• [Requirements] Every record should be copied exactly, except that pictures are to be omitted.

• [Supplied entries]
>>>
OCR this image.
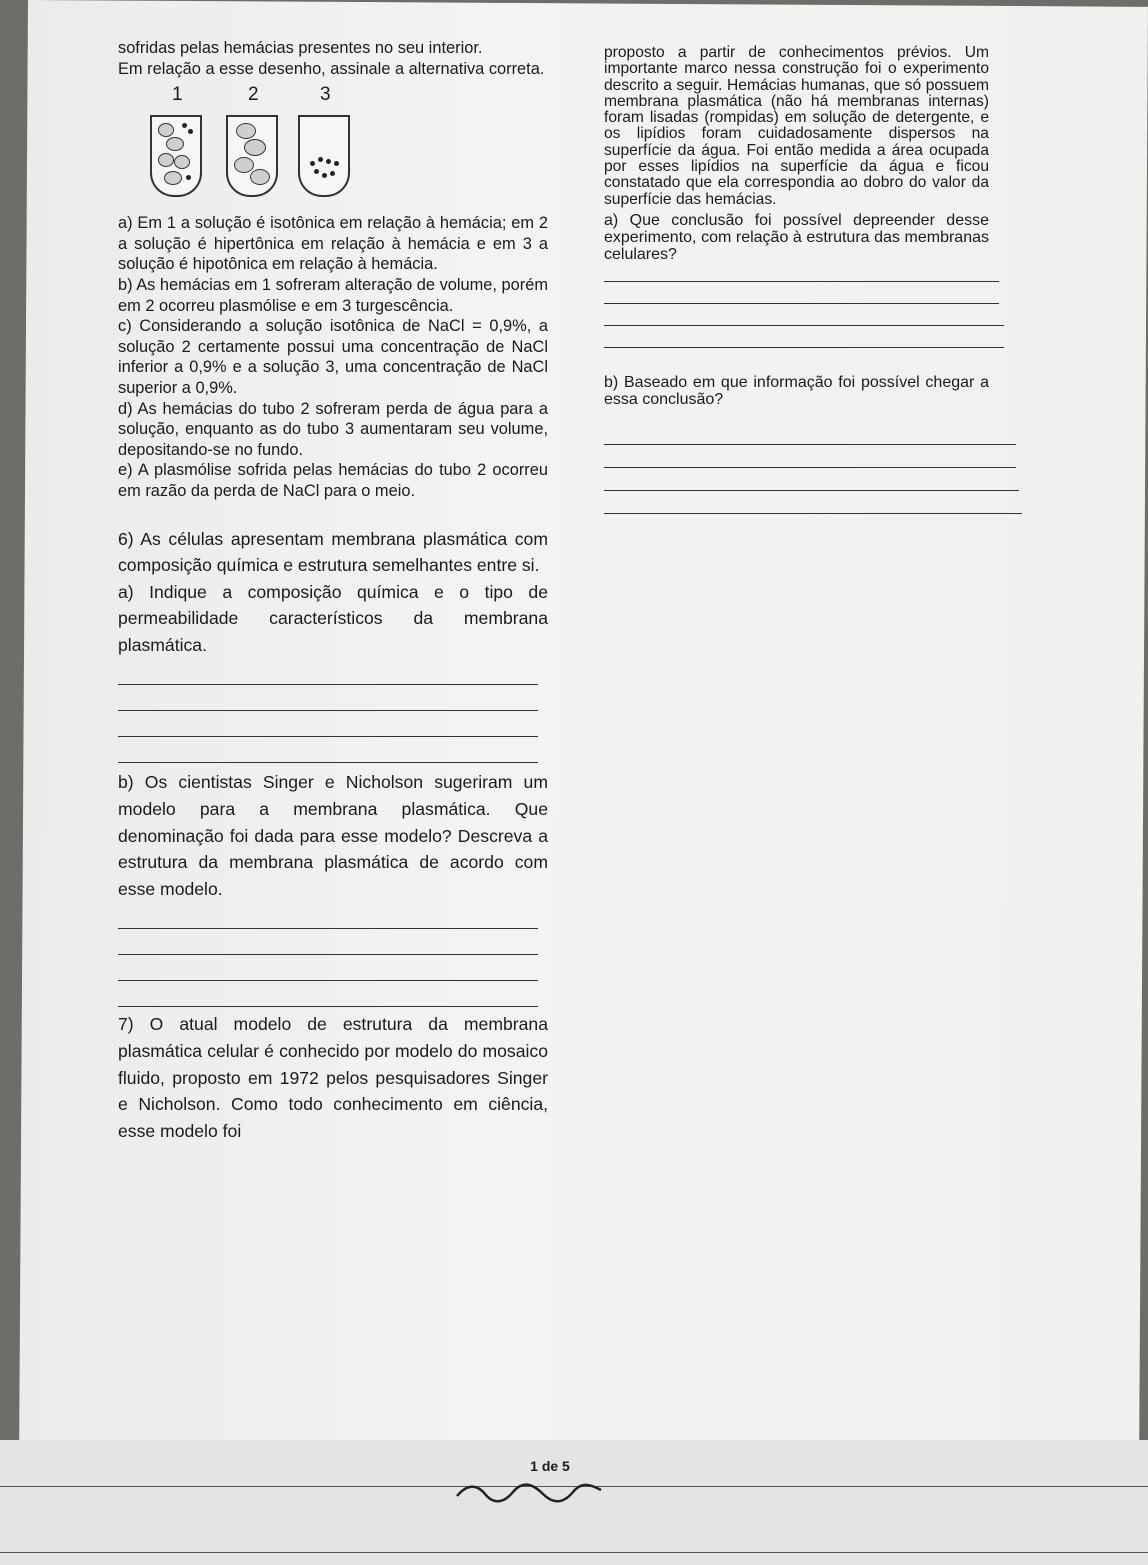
sofridas pelas hemácias presentes no seu interior.

Em relação a esse desenho, assinale a alternativa correta.

1	2	3

a) Em 1 a solução é isotônica em relação à hemácia; em 2 a solução é hipertônica em relação à hemácia e em 3 a solução é hipotônica em relação à hemácia.

b) As hemácias em 1 sofreram alteração de volume, porém em 2 ocorreu plasmólise e em 3 turgescência.

c) Considerando a solução isotônica de NaCl = 0,9%, a solução 2 certamente possui uma concentração de NaCl inferior a 0,9% e a solução 3, uma concentração de NaCl superior a 0,9%.

d) As hemácias do tubo 2 sofreram perda de água para a solução, enquanto as do tubo 3 aumentaram seu volume, depositando-se no fundo.

e) A plasmólise sofrida pelas hemácias do tubo 2 ocorreu em razão da perda de NaCl para o meio.

6) As células apresentam membrana plasmática com composição química e estrutura semelhantes entre si.

a) Indique a composição química e o tipo de permeabilidade característicos da membrana plasmática.

b) Os cientistas Singer e Nicholson sugeriram um modelo para a membrana plasmática. Que denominação foi dada para esse modelo? Descreva a estrutura da membrana plasmática de acordo com esse modelo.

7) O atual modelo de estrutura da membrana plasmática celular é conhecido por modelo do mosaico fluido, proposto em 1972 pelos pesquisadores Singer e Nicholson. Como todo conhecimento em ciência, esse modelo foi

proposto a partir de conhecimentos prévios. Um importante marco nessa construção foi o experimento descrito a seguir. Hemácias humanas, que só possuem membrana plasmática (não há membranas internas) foram lisadas (rompidas) em solução de detergente, e os lipídios foram cuidadosamente dispersos na superfície da água. Foi então medida a área ocupada por esses lipídios na superfície da água e ficou constatado que ela correspondia ao dobro do valor da superfície das hemácias.

a) Que conclusão foi possível depreender desse experimento, com relação à estrutura das membranas celulares?

b) Baseado em que informação foi possível chegar a essa conclusão?

1 de 5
<<<
• [Full output]
OCR this image.
sofridas pelas hemácias presentes no seu interior.

Em relação a esse desenho, assinale a alternativa correta.

1	2	3

a) Em 1 a solução é isotônica em relação à hemácia; em 2 a solução é hipertônica em relação à hemácia e em 3 a solução é hipotônica em relação à hemácia.

b) As hemácias em 1 sofreram alteração de volume, porém em 2 ocorreu plasmólise e em 3 turgescência.

c) Considerando a solução isotônica de NaCl = 0,9%, a solução 2 certamente possui uma concentração de NaCl inferior a 0,9% e a solução 3, uma concentração de NaCl superior a 0,9%.

d) As hemácias do tubo 2 sofreram perda de água para a solução, enquanto as do tubo 3 aumentaram seu volume, depositando-se no fundo.

e) A plasmólise sofrida pelas hemácias do tubo 2 ocorreu em razão da perda de NaCl para o meio.

6) As células apresentam membrana plasmática com composição química e estrutura semelhantes entre si.

a) Indique a composição química e o tipo de permeabilidade característicos da membrana plasmática.

b) Os cientistas Singer e Nicholson sugeriram um modelo para a membrana plasmática. Que denominação foi dada para esse modelo? Descreva a estrutura da membrana plasmática de acordo com esse modelo.

7) O atual modelo de estrutura da membrana plasmática celular é conhecido por modelo do mosaico fluido, proposto em 1972 pelos pesquisadores Singer e Nicholson. Como todo conhecimento em ciência, esse modelo foi

proposto a partir de conhecimentos prévios. Um importante marco nessa construção foi o experimento descrito a seguir. Hemácias humanas, que só possuem membrana plasmática (não há membranas internas) foram lisadas (rompidas) em solução de detergente, e os lipídios foram cuidadosamente dispersos na superfície da água. Foi então medida a área ocupada por esses lipídios na superfície da água e ficou constatado que ela correspondia ao dobro do valor da superfície das hemácias.

a) Que conclusão foi possível depreender desse experimento, com relação à estrutura das membranas celulares?

b) Baseado em que informação foi possível chegar a essa conclusão?

1 de 5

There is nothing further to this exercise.